** Start Records **

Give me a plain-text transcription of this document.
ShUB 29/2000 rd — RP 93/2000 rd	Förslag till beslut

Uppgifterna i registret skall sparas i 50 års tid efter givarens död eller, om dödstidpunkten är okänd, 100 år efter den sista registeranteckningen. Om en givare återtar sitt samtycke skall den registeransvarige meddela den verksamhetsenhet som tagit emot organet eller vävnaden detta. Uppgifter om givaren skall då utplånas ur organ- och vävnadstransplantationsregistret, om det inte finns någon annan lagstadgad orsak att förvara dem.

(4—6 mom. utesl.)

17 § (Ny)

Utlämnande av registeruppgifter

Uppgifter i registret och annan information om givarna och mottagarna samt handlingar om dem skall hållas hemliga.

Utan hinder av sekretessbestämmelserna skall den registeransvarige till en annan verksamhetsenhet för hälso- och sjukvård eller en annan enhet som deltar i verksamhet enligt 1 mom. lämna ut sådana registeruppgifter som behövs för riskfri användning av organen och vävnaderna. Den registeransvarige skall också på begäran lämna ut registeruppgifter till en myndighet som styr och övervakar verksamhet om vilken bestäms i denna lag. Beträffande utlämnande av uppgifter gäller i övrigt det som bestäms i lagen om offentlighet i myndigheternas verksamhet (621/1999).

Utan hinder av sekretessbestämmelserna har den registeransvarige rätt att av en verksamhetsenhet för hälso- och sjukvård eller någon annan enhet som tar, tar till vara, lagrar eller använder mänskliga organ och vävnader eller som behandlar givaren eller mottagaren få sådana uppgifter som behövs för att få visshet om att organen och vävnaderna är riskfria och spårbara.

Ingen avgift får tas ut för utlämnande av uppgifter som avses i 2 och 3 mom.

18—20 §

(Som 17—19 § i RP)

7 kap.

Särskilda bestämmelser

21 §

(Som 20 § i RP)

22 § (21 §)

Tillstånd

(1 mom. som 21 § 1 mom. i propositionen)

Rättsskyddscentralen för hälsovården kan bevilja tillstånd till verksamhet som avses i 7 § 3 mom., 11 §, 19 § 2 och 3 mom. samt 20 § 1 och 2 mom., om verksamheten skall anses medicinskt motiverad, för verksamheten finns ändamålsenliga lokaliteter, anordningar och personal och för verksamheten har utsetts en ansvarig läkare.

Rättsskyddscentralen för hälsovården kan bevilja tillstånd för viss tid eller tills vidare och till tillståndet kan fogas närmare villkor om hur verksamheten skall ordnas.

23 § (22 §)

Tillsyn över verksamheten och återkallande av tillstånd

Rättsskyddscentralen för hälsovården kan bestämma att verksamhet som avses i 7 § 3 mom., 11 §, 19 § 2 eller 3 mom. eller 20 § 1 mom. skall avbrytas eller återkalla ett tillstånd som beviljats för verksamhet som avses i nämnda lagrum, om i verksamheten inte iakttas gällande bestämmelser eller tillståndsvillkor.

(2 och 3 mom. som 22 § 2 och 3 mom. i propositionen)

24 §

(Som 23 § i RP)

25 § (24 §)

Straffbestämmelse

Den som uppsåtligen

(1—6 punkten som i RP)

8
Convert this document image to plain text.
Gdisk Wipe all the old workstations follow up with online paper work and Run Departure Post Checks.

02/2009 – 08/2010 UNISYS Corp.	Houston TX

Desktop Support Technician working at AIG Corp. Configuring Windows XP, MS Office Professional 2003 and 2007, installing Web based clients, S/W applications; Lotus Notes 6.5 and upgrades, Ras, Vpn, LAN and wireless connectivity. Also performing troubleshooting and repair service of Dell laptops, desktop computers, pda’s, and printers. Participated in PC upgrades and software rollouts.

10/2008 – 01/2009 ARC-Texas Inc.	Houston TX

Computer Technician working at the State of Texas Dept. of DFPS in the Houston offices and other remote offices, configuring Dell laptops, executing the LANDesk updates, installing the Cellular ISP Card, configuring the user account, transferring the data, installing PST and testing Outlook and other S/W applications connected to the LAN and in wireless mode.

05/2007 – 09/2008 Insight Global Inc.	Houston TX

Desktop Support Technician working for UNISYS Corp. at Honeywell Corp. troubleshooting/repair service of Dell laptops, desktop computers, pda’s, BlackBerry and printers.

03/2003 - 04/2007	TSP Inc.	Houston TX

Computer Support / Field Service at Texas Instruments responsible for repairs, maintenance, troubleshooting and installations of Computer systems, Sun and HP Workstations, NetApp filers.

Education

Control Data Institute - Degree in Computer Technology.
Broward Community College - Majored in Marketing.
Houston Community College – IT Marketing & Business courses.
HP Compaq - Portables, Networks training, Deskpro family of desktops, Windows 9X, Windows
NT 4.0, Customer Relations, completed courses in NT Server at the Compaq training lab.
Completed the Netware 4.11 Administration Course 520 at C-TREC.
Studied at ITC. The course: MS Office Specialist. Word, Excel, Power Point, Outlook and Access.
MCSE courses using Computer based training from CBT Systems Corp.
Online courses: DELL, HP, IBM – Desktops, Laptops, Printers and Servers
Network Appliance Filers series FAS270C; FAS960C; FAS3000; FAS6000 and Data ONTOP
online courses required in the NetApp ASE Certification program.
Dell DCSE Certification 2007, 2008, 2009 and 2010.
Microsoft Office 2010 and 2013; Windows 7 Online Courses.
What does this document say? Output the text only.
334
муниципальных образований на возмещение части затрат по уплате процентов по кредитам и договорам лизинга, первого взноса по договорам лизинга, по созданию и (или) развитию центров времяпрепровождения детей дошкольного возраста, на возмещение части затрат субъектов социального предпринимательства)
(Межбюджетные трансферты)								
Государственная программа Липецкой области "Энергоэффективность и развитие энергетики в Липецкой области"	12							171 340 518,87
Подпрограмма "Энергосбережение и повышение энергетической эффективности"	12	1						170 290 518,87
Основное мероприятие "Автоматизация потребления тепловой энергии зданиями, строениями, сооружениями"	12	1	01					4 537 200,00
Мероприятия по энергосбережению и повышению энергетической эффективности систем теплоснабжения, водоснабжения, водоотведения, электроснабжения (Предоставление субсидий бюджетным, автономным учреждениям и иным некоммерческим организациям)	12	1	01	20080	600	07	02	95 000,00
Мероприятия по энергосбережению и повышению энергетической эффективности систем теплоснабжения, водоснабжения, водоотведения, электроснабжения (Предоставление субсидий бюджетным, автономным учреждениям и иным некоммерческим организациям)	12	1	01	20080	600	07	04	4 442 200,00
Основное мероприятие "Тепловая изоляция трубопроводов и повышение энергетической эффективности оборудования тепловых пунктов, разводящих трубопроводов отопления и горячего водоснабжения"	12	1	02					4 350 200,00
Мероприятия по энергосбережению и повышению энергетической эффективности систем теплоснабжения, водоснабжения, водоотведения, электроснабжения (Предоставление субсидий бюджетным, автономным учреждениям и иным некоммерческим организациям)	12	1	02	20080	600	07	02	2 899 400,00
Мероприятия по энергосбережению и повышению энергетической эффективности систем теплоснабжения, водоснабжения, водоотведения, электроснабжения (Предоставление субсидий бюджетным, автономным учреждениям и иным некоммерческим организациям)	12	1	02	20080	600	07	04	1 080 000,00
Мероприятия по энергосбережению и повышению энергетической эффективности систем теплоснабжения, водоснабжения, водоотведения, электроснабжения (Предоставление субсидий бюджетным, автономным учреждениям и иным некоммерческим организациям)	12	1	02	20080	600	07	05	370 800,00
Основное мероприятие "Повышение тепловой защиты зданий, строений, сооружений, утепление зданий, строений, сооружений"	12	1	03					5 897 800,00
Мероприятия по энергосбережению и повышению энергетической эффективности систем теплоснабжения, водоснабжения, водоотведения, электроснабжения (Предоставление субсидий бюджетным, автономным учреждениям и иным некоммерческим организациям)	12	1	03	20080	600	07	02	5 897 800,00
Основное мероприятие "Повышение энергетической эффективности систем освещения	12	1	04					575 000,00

** End Records **

What needs to be done: Print all the data exactly.

Complete answer:
Give me a plain-text transcription of this document.
ShUB 29/2000 rd — RP 93/2000 rd	Förslag till beslut

Uppgifterna i registret skall sparas i 50 års tid efter givarens död eller, om dödstidpunkten är okänd, 100 år efter den sista registeranteckningen. Om en givare återtar sitt samtycke skall den registeransvarige meddela den verksamhetsenhet som tagit emot organet eller vävnaden detta. Uppgifter om givaren skall då utplånas ur organ- och vävnadstransplantationsregistret, om det inte finns någon annan lagstadgad orsak att förvara dem.

(4—6 mom. utesl.)

17 § (Ny)

Utlämnande av registeruppgifter

Uppgifter i registret och annan information om givarna och mottagarna samt handlingar om dem skall hållas hemliga.

Utan hinder av sekretessbestämmelserna skall den registeransvarige till en annan verksamhetsenhet för hälso- och sjukvård eller en annan enhet som deltar i verksamhet enligt 1 mom. lämna ut sådana registeruppgifter som behövs för riskfri användning av organen och vävnaderna. Den registeransvarige skall också på begäran lämna ut registeruppgifter till en myndighet som styr och övervakar verksamhet om vilken bestäms i denna lag. Beträffande utlämnande av uppgifter gäller i övrigt det som bestäms i lagen om offentlighet i myndigheternas verksamhet (621/1999).

Utan hinder av sekretessbestämmelserna har den registeransvarige rätt att av en verksamhetsenhet för hälso- och sjukvård eller någon annan enhet som tar, tar till vara, lagrar eller använder mänskliga organ och vävnader eller som behandlar givaren eller mottagaren få sådana uppgifter som behövs för att få visshet om att organen och vävnaderna är riskfria och spårbara.

Ingen avgift får tas ut för utlämnande av uppgifter som avses i 2 och 3 mom.

18—20 §

(Som 17—19 § i RP)

7 kap.

Särskilda bestämmelser

21 §

(Som 20 § i RP)

22 § (21 §)

Tillstånd

(1 mom. som 21 § 1 mom. i propositionen)

Rättsskyddscentralen för hälsovården kan bevilja tillstånd till verksamhet som avses i 7 § 3 mom., 11 §, 19 § 2 och 3 mom. samt 20 § 1 och 2 mom., om verksamheten skall anses medicinskt motiverad, för verksamheten finns ändamålsenliga lokaliteter, anordningar och personal och för verksamheten har utsetts en ansvarig läkare.

Rättsskyddscentralen för hälsovården kan bevilja tillstånd för viss tid eller tills vidare och till tillståndet kan fogas närmare villkor om hur verksamheten skall ordnas.

23 § (22 §)

Tillsyn över verksamheten och återkallande av tillstånd

Rättsskyddscentralen för hälsovården kan bestämma att verksamhet som avses i 7 § 3 mom., 11 §, 19 § 2 eller 3 mom. eller 20 § 1 mom. skall avbrytas eller återkalla ett tillstånd som beviljats för verksamhet som avses i nämnda lagrum, om i verksamheten inte iakttas gällande bestämmelser eller tillståndsvillkor.

(2 och 3 mom. som 22 § 2 och 3 mom. i propositionen)

24 §

(Som 23 § i RP)

25 § (24 §)

Straffbestämmelse

Den som uppsåtligen

(1—6 punkten som i RP)

8
Convert this document image to plain text.
Gdisk Wipe all the old workstations follow up with online paper work and Run Departure Post Checks.

02/2009 – 08/2010 UNISYS Corp.	Houston TX

Desktop Support Technician working at AIG Corp. Configuring Windows XP, MS Office Professional 2003 and 2007, installing Web based clients, S/W applications; Lotus Notes 6.5 and upgrades, Ras, Vpn, LAN and wireless connectivity. Also performing troubleshooting and repair service of Dell laptops, desktop computers, pda’s, and printers. Participated in PC upgrades and software rollouts.

10/2008 – 01/2009 ARC-Texas Inc.	Houston TX

Computer Technician working at the State of Texas Dept. of DFPS in the Houston offices and other remote offices, configuring Dell laptops, executing the LANDesk updates, installing the Cellular ISP Card, configuring the user account, transferring the data, installing PST and testing Outlook and other S/W applications connected to the LAN and in wireless mode.

05/2007 – 09/2008 Insight Global Inc.	Houston TX

Desktop Support Technician working for UNISYS Corp. at Honeywell Corp. troubleshooting/repair service of Dell laptops, desktop computers, pda’s, BlackBerry and printers.

03/2003 - 04/2007	TSP Inc.	Houston TX

Computer Support / Field Service at Texas Instruments responsible for repairs, maintenance, troubleshooting and installations of Computer systems, Sun and HP Workstations, NetApp filers.

Education

Control Data Institute - Degree in Computer Technology.
Broward Community College - Majored in Marketing.
Houston Community College – IT Marketing & Business courses.
HP Compaq - Portables, Networks training, Deskpro family of desktops, Windows 9X, Windows
NT 4.0, Customer Relations, completed courses in NT Server at the Compaq training lab.
Completed the Netware 4.11 Administration Course 520 at C-TREC.
Studied at ITC. The course: MS Office Specialist. Word, Excel, Power Point, Outlook and Access.
MCSE courses using Computer based training from CBT Systems Corp.
Online courses: DELL, HP, IBM – Desktops, Laptops, Printers and Servers
Network Appliance Filers series FAS270C; FAS960C; FAS3000; FAS6000 and Data ONTOP
online courses required in the NetApp ASE Certification program.
Dell DCSE Certification 2007, 2008, 2009 and 2010.
Microsoft Office 2010 and 2013; Windows 7 Online Courses.
What does this document say? Output the text only.
334
муниципальных образований на возмещение части затрат по уплате процентов по кредитам и договорам лизинга, первого взноса по договорам лизинга, по созданию и (или) развитию центров времяпрепровождения детей дошкольного возраста, на возмещение части затрат субъектов социального предпринимательства)
(Межбюджетные трансферты)								
Государственная программа Липецкой области "Энергоэффективность и развитие энергетики в Липецкой области"	12							171 340 518,87
Подпрограмма "Энергосбережение и повышение энергетической эффективности"	12	1						170 290 518,87
Основное мероприятие "Автоматизация потребления тепловой энергии зданиями, строениями, сооружениями"	12	1	01					4 537 200,00
Мероприятия по энергосбережению и повышению энергетической эффективности систем теплоснабжения, водоснабжения, водоотведения, электроснабжения (Предоставление субсидий бюджетным, автономным учреждениям и иным некоммерческим организациям)	12	1	01	20080	600	07	02	95 000,00
Мероприятия по энергосбережению и повышению энергетической эффективности систем теплоснабжения, водоснабжения, водоотведения, электроснабжения (Предоставление субсидий бюджетным, автономным учреждениям и иным некоммерческим организациям)	12	1	01	20080	600	07	04	4 442 200,00
Основное мероприятие "Тепловая изоляция трубопроводов и повышение энергетической эффективности оборудования тепловых пунктов, разводящих трубопроводов отопления и горячего водоснабжения"	12	1	02					4 350 200,00
Мероприятия по энергосбережению и повышению энергетической эффективности систем теплоснабжения, водоснабжения, водоотведения, электроснабжения (Предоставление субсидий бюджетным, автономным учреждениям и иным некоммерческим организациям)	12	1	02	20080	600	07	02	2 899 400,00
Мероприятия по энергосбережению и повышению энергетической эффективности систем теплоснабжения, водоснабжения, водоотведения, электроснабжения (Предоставление субсидий бюджетным, автономным учреждениям и иным некоммерческим организациям)	12	1	02	20080	600	07	04	1 080 000,00
Мероприятия по энергосбережению и повышению энергетической эффективности систем теплоснабжения, водоснабжения, водоотведения, электроснабжения (Предоставление субсидий бюджетным, автономным учреждениям и иным некоммерческим организациям)	12	1	02	20080	600	07	05	370 800,00
Основное мероприятие "Повышение тепловой защиты зданий, строений, сооружений, утепление зданий, строений, сооружений"	12	1	03					5 897 800,00
Мероприятия по энергосбережению и повышению энергетической эффективности систем теплоснабжения, водоснабжения, водоотведения, электроснабжения (Предоставление субсидий бюджетным, автономным учреждениям и иным некоммерческим организациям)	12	1	03	20080	600	07	02	5 897 800,00
Основное мероприятие "Повышение энергетической эффективности систем освещения	12	1	04					575 000,00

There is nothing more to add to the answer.